TASK GOAL — Each entry should be quoted word for word, including every mark of punctuation.

>>>>>

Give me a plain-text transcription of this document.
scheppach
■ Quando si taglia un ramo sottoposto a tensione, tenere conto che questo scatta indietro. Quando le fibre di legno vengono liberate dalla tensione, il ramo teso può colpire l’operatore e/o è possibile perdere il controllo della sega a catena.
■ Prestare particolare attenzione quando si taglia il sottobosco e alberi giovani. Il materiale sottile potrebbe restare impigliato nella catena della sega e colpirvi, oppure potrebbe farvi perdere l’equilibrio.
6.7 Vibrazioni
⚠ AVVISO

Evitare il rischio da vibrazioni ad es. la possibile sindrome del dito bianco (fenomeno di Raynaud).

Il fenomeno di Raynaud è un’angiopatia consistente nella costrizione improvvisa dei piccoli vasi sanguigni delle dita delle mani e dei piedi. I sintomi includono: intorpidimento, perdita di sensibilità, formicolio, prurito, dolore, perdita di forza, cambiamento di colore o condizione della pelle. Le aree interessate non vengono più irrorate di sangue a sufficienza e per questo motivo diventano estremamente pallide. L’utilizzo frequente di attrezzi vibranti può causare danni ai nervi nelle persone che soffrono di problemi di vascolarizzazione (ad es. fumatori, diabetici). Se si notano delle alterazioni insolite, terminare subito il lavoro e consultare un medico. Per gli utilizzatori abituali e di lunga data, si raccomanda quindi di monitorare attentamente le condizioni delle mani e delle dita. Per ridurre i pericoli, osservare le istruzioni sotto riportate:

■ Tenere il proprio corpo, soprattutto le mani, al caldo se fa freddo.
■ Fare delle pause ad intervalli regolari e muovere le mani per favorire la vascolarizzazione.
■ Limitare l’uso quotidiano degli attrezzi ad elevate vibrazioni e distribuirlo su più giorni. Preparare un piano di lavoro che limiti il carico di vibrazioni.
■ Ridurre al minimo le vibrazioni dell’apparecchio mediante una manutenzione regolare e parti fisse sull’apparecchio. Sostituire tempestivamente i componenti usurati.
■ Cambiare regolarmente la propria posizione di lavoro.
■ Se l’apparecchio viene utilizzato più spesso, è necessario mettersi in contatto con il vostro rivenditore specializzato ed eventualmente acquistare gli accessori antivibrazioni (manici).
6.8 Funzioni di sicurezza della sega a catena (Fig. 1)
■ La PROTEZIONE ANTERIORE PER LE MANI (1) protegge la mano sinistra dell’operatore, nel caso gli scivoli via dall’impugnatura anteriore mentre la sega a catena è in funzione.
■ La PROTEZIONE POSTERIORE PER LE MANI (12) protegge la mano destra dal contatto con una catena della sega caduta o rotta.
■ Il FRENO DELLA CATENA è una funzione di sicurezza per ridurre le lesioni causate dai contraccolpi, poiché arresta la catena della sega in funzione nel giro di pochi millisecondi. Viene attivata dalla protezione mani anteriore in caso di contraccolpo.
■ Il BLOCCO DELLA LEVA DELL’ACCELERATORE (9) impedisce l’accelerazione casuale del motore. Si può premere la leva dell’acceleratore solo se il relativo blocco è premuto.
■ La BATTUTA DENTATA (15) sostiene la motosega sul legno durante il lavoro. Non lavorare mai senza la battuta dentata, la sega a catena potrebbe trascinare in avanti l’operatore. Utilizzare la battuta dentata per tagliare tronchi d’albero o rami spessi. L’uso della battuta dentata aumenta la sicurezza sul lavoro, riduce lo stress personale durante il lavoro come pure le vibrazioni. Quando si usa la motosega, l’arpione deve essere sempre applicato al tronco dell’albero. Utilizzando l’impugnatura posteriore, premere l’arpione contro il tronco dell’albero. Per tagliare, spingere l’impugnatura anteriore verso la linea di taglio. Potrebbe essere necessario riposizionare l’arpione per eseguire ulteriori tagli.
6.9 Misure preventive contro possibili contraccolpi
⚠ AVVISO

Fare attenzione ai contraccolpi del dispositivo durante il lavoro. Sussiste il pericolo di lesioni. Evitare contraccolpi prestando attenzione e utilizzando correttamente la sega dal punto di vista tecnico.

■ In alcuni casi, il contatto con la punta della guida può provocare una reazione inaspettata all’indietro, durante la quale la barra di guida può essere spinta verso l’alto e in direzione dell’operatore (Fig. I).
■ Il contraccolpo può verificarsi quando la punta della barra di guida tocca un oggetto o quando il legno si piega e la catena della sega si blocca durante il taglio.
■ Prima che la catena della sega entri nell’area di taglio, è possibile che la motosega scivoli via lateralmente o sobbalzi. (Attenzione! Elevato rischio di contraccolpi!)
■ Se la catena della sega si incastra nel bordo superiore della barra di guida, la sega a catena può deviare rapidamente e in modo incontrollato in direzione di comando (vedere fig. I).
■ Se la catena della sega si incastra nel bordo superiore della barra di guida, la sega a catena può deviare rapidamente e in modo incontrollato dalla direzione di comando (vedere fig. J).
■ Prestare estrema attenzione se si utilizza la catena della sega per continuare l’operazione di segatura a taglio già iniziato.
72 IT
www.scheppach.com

<<<<<

WRITTEN ANSWER —
Give me a plain-text transcription of this document.
scheppach
■ Quando si taglia un ramo sottoposto a tensione, tenere conto che questo scatta indietro. Quando le fibre di legno vengono liberate dalla tensione, il ramo teso può colpire l’operatore e/o è possibile perdere il controllo della sega a catena.
■ Prestare particolare attenzione quando si taglia il sottobosco e alberi giovani. Il materiale sottile potrebbe restare impigliato nella catena della sega e colpirvi, oppure potrebbe farvi perdere l’equilibrio.
6.7 Vibrazioni
⚠ AVVISO

Evitare il rischio da vibrazioni ad es. la possibile sindrome del dito bianco (fenomeno di Raynaud).

Il fenomeno di Raynaud è un’angiopatia consistente nella costrizione improvvisa dei piccoli vasi sanguigni delle dita delle mani e dei piedi. I sintomi includono: intorpidimento, perdita di sensibilità, formicolio, prurito, dolore, perdita di forza, cambiamento di colore o condizione della pelle. Le aree interessate non vengono più irrorate di sangue a sufficienza e per questo motivo diventano estremamente pallide. L’utilizzo frequente di attrezzi vibranti può causare danni ai nervi nelle persone che soffrono di problemi di vascolarizzazione (ad es. fumatori, diabetici). Se si notano delle alterazioni insolite, terminare subito il lavoro e consultare un medico. Per gli utilizzatori abituali e di lunga data, si raccomanda quindi di monitorare attentamente le condizioni delle mani e delle dita. Per ridurre i pericoli, osservare le istruzioni sotto riportate:

■ Tenere il proprio corpo, soprattutto le mani, al caldo se fa freddo.
■ Fare delle pause ad intervalli regolari e muovere le mani per favorire la vascolarizzazione.
■ Limitare l’uso quotidiano degli attrezzi ad elevate vibrazioni e distribuirlo su più giorni. Preparare un piano di lavoro che limiti il carico di vibrazioni.
■ Ridurre al minimo le vibrazioni dell’apparecchio mediante una manutenzione regolare e parti fisse sull’apparecchio. Sostituire tempestivamente i componenti usurati.
■ Cambiare regolarmente la propria posizione di lavoro.
■ Se l’apparecchio viene utilizzato più spesso, è necessario mettersi in contatto con il vostro rivenditore specializzato ed eventualmente acquistare gli accessori antivibrazioni (manici).
6.8 Funzioni di sicurezza della sega a catena (Fig. 1)
■ La PROTEZIONE ANTERIORE PER LE MANI (1) protegge la mano sinistra dell’operatore, nel caso gli scivoli via dall’impugnatura anteriore mentre la sega a catena è in funzione.
■ La PROTEZIONE POSTERIORE PER LE MANI (12) protegge la mano destra dal contatto con una catena della sega caduta o rotta.
■ Il FRENO DELLA CATENA è una funzione di sicurezza per ridurre le lesioni causate dai contraccolpi, poiché arresta la catena della sega in funzione nel giro di pochi millisecondi. Viene attivata dalla protezione mani anteriore in caso di contraccolpo.
■ Il BLOCCO DELLA LEVA DELL’ACCELERATORE (9) impedisce l’accelerazione casuale del motore. Si può premere la leva dell’acceleratore solo se il relativo blocco è premuto.
■ La BATTUTA DENTATA (15) sostiene la motosega sul legno durante il lavoro. Non lavorare mai senza la battuta dentata, la sega a catena potrebbe trascinare in avanti l’operatore. Utilizzare la battuta dentata per tagliare tronchi d’albero o rami spessi. L’uso della battuta dentata aumenta la sicurezza sul lavoro, riduce lo stress personale durante il lavoro come pure le vibrazioni. Quando si usa la motosega, l’arpione deve essere sempre applicato al tronco dell’albero. Utilizzando l’impugnatura posteriore, premere l’arpione contro il tronco dell’albero. Per tagliare, spingere l’impugnatura anteriore verso la linea di taglio. Potrebbe essere necessario riposizionare l’arpione per eseguire ulteriori tagli.
6.9 Misure preventive contro possibili contraccolpi
⚠ AVVISO

Fare attenzione ai contraccolpi del dispositivo durante il lavoro. Sussiste il pericolo di lesioni. Evitare contraccolpi prestando attenzione e utilizzando correttamente la sega dal punto di vista tecnico.

■ In alcuni casi, il contatto con la punta della guida può provocare una reazione inaspettata all’indietro, durante la quale la barra di guida può essere spinta verso l’alto e in direzione dell’operatore (Fig. I).
■ Il contraccolpo può verificarsi quando la punta della barra di guida tocca un oggetto o quando il legno si piega e la catena della sega si blocca durante il taglio.
■ Prima che la catena della sega entri nell’area di taglio, è possibile che la motosega scivoli via lateralmente o sobbalzi. (Attenzione! Elevato rischio di contraccolpi!)
■ Se la catena della sega si incastra nel bordo superiore della barra di guida, la sega a catena può deviare rapidamente e in modo incontrollato in direzione di comando (vedere fig. I).
■ Se la catena della sega si incastra nel bordo superiore della barra di guida, la sega a catena può deviare rapidamente e in modo incontrollato dalla direzione di comando (vedere fig. J).
■ Prestare estrema attenzione se si utilizza la catena della sega per continuare l’operazione di segatura a taglio già iniziato.
72 IT
www.scheppach.com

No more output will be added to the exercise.